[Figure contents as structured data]

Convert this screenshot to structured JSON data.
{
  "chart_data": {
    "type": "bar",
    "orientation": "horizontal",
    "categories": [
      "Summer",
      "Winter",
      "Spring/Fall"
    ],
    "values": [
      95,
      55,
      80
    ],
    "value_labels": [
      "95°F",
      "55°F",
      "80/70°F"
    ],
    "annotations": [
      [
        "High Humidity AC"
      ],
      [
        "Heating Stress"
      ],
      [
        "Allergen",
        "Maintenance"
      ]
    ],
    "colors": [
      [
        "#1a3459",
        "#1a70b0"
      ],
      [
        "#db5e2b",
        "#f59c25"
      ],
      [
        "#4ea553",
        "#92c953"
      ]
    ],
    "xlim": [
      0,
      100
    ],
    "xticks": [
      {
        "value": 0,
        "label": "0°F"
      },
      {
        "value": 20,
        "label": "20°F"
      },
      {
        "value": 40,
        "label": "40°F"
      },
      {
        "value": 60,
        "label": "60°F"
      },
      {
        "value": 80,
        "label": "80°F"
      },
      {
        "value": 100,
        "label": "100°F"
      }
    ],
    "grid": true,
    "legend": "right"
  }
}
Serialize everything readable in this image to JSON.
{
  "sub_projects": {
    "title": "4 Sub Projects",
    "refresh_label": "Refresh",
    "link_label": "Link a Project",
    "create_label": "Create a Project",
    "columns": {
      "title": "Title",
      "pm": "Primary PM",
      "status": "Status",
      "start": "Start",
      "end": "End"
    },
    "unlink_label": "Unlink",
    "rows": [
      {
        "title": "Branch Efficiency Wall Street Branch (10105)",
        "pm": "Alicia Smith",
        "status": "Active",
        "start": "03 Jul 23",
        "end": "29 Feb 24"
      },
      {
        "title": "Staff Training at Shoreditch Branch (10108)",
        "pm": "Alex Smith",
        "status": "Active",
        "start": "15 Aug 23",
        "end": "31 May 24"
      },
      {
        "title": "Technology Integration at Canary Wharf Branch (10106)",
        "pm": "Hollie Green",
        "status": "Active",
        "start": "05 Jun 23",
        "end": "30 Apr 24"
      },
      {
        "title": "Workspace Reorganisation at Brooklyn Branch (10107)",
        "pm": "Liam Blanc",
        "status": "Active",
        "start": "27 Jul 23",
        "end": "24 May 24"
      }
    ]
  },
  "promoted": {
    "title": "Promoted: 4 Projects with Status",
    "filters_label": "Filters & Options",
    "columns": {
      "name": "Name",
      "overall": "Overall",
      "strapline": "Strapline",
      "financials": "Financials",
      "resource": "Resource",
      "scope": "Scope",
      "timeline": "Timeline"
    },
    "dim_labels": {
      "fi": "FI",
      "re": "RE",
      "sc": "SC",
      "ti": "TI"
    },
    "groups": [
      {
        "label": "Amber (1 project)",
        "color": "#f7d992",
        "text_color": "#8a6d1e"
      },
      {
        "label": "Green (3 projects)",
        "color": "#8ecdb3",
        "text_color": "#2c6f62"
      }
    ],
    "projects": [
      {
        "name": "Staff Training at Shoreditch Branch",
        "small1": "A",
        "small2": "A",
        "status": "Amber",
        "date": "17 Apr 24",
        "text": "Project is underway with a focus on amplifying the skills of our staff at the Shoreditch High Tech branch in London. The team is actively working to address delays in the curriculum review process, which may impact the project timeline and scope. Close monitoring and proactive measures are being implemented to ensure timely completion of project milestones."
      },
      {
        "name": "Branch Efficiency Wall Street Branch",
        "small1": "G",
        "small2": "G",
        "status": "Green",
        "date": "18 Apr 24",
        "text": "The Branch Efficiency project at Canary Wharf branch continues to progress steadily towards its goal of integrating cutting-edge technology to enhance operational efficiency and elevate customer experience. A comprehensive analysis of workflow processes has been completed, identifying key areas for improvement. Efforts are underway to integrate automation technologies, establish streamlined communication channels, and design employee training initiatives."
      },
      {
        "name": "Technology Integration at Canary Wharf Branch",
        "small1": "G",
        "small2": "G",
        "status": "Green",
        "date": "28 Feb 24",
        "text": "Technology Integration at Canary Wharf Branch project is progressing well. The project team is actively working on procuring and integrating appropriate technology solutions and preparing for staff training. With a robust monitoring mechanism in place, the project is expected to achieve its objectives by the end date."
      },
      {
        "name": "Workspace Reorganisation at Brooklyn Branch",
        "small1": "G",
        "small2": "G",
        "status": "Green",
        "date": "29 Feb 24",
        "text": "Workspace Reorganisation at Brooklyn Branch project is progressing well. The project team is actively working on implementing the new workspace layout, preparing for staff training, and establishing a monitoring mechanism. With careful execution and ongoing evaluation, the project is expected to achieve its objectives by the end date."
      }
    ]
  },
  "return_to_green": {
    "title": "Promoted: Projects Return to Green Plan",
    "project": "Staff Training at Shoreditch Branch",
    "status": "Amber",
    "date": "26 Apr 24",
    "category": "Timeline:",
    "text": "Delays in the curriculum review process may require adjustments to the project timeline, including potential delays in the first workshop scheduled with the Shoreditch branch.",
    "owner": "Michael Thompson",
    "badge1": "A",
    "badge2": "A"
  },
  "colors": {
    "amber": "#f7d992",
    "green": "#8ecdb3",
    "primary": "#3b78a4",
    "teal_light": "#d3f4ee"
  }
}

_What the task requires_
Each line in the data that holds the string "Reorganisation" should be found and copied.

_Full solution_
        "title": "Workspace Reorganisation at Brooklyn Branch (10107)",
        "name": "Workspace Reorganisation at Brooklyn Branch",
        "text": "Workspace Reorganisation at Brooklyn Branch project is progressing well. The project team is actively working on implementing the new workspace layout, preparing for staff training, and establishing a monitoring mechanism. With careful execution and ongoing evaluation, the project is expected to achieve its objectives by the end date."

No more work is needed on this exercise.